STATED GOAL A:
Check each statement against the AtomAlloc passage below. Answer yes or no, and quote the words from the passage that decide it. (i) The allocator's implementation relies on unsafe code. (ii) The allocator works with the GlobalAlloc trait. (iii) The configuration example sets the alignment to 16.
STATED GOAL B:
In the AtomAlloc passage below, what value does the configuration example give for the minimum block size?
STATED GOAL C:
Extend the AtomAlloc passage below with new text that picks up after its final sentence.

PASSAGE:

....

An experimental async-first memory allocator exploring atomic & lock-free allocation patterns in Rust.
Research Implementation: This is an experimental allocator focused on exploring async memory management patterns. It is NOT optimized for production use and currently exhibits higher overhead than traditional allocators.
AtomAlloc investigates the intersection of async Rust, atomic operations, and memory management by implementing a fully lock-free, task-aware allocator. While performance is not yet competitive with production allocators, it provides insights into async allocation patterns and challenges.
- 🛡️ Zero Unsafe Code: Fully safe Rust implementation
- 🔓 Lock-Free Design: Atomic operations throughout
- 💾 Task Awareness: Generations and task-local caching
- 🔄 Async Interface: Full async/await support
- Performance: slower than system allocator for common cases
- Memory Overhead: higher memory usage due to atomic metadata
- Cache Efficiency: poor cache locality from atomic operations
- Cold Start: initial allocation overhead from block initialization
- Compatibility: incompatible with GlobalAlloc trait or the unstable allocator_api feature
If you'd like to experiment with this allocator, download this repo.
Basic usage:
// Create allocator instance
let alloc = AtomAlloc::new().await;
// Allocation
let layout = Layout::new::<[u8; 1024]>();
let block = alloc.allocate(layout).await?;
// Write data
block.write(0, &[1, 2, 3, 4]).await?;
// Read data
let data = block.read(0, 4).await?;
// Deallocation
alloc.deallocate(block).await;
// Get allocation stats
let stats = alloc.stats().await;
println!("Cache hit rate: {}%",
stats.cache_hits as f64 / (stats.cache_hits + stats.cache_misses) as f64 * 100.0);
The allocator can be configured via AtomAllocConfig
:
let config = AtomAllocConfig {
max_memory: 1024 * 1024 * 1024, // 1GB
max_block_size: 64 * 1024, // 64KB
min_block_size: 64, // 64B
alignment: 16,
cache_ttl: Duration::from_secs(300),
max_caches: 1000,
initial_pool_size: 1024 * 1024, // 1MB
zero_on_dealloc: true,
};
let alloc = AtomAlloc::with_config(config).await;
pub struct AtomAlloc {
pool: Arc<MemoryPool>,
cache: Arc<BlockCache>,
block_manager: Arc<BlockManager>,
stats: Arc<AtomAllocStats>,
config: Arc<AtomAllocConfig>,
}
pub struct Block {
state: AtomicU64, // Packs generation + flags
size: AtomicUsize, // Block size
data: Box<[AtomicU8]>, // Actual memory storage
}
Allocation follows a three-tier hierarchy:
- Block Cache with Hot/Cold Queues
- Size Class Pool with Power-of-2 Classes
- Global Memory Pool
Each level uses atomic operations and lock-free data structures for synchronization.

....

SUPPLIED MATERIAL:
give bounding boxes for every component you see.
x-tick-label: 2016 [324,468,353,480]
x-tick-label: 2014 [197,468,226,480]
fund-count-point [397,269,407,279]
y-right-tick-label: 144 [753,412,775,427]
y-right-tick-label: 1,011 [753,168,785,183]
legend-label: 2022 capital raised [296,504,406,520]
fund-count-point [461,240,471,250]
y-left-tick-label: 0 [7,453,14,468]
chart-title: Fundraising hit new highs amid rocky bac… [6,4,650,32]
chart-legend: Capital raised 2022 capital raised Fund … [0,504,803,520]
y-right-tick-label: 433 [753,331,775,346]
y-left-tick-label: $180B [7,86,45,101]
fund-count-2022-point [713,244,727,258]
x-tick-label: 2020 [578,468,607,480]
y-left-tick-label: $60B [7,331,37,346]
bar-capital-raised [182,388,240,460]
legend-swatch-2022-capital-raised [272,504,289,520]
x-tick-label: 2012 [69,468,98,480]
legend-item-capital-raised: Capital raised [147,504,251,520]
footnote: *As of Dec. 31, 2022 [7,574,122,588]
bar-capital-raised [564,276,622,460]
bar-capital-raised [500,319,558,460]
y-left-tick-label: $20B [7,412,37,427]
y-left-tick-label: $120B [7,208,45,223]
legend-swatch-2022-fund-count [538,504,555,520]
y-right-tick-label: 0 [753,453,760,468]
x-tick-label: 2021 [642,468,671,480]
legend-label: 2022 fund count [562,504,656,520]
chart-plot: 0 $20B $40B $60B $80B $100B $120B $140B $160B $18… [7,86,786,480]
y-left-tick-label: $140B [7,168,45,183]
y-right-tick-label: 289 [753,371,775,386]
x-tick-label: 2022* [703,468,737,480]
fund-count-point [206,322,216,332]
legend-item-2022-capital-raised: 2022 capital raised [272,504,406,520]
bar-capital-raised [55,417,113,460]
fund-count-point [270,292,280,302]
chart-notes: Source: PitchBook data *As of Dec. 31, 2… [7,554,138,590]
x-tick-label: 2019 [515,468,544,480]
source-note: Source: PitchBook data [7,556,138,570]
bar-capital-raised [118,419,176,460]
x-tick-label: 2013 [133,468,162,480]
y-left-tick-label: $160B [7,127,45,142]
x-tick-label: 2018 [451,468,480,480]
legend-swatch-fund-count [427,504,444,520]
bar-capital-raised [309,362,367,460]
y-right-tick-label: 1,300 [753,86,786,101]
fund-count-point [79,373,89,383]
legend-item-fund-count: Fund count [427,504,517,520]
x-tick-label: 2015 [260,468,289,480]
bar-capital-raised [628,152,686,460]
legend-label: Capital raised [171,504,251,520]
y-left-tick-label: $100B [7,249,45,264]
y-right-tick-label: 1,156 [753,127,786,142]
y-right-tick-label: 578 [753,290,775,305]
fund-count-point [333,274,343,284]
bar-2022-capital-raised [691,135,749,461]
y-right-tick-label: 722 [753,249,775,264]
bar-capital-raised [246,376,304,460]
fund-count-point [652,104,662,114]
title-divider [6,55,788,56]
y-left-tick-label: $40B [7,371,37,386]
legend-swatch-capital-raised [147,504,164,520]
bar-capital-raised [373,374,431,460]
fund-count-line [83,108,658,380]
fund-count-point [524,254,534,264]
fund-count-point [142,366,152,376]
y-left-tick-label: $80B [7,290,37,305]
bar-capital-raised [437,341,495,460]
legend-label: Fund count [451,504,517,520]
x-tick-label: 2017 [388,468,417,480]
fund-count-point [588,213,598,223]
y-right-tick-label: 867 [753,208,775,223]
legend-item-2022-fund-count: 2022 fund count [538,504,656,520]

....

EXPECTED OUTPUT A:
(i) No: "Zero Unsafe Code: Fully safe Rust implementation"
(ii) No: "incompatible with GlobalAlloc trait or the unstable allocator_api feature"
(iii) Yes: "alignment: 16,"

EXPECTED OUTPUT B:
The example sets min_block_size to 64, which the passage marks as 64B.

EXPECTED OUTPUT C:
impl BlockManager {
pub async fn verify_generation(&self, block: &Pin<Arc<Block>>) -> Result<(), AtomAllocError> {
let block_gen = block.generation();
let current_gen = self.current_generation.load(Ordering::Acquire);
if block_gen > current_gen {
return Err(AtomAllocError::BlockError(BlockError::InvalidGeneration {
block: block_gen,
expected: current_gen,
}));
}
Ok(())
}
}
Memory safety is enforced through a generation system that tracks block validity.
The block cache implements a hot/cold queue system to balance reuse and memory pressure:
pub struct BlockCache {
manager: Arc<BlockManager>,
pool: Arc<MemoryPool>,
size_classes: Vec<Arc<SizeClass>>,
stats: Arc<AtomAllocStats>,
}
Ensuring correct ordering without locks requires careful atomic operations:
pub struct Block {
pub async fn write(&self, offset: usize, data: &[u8]) -> Result<(), BlockError> {
let size = self.size.load(Ordering::Acquire);
// Atomic writes with proper ordering
self.state.fetch_and(!ZEROED_FLAG, Ordering::Release);
Ok(())
}
}
Memory zeroing for security has performance implications:
async fn zero_block(&self, block: &Pin<Arc<Block>>) {
if self.config.zero_on_dealloc {
block.clear().await;
}
}
Current areas of investigation:
- Cache-friendly atomic operations
- Improved size class distribution
- Memory coalescing techniques
- Alternative cache hierarchies
- Reduce generation verification overhead
This is an experiment that I would like to improve further over time.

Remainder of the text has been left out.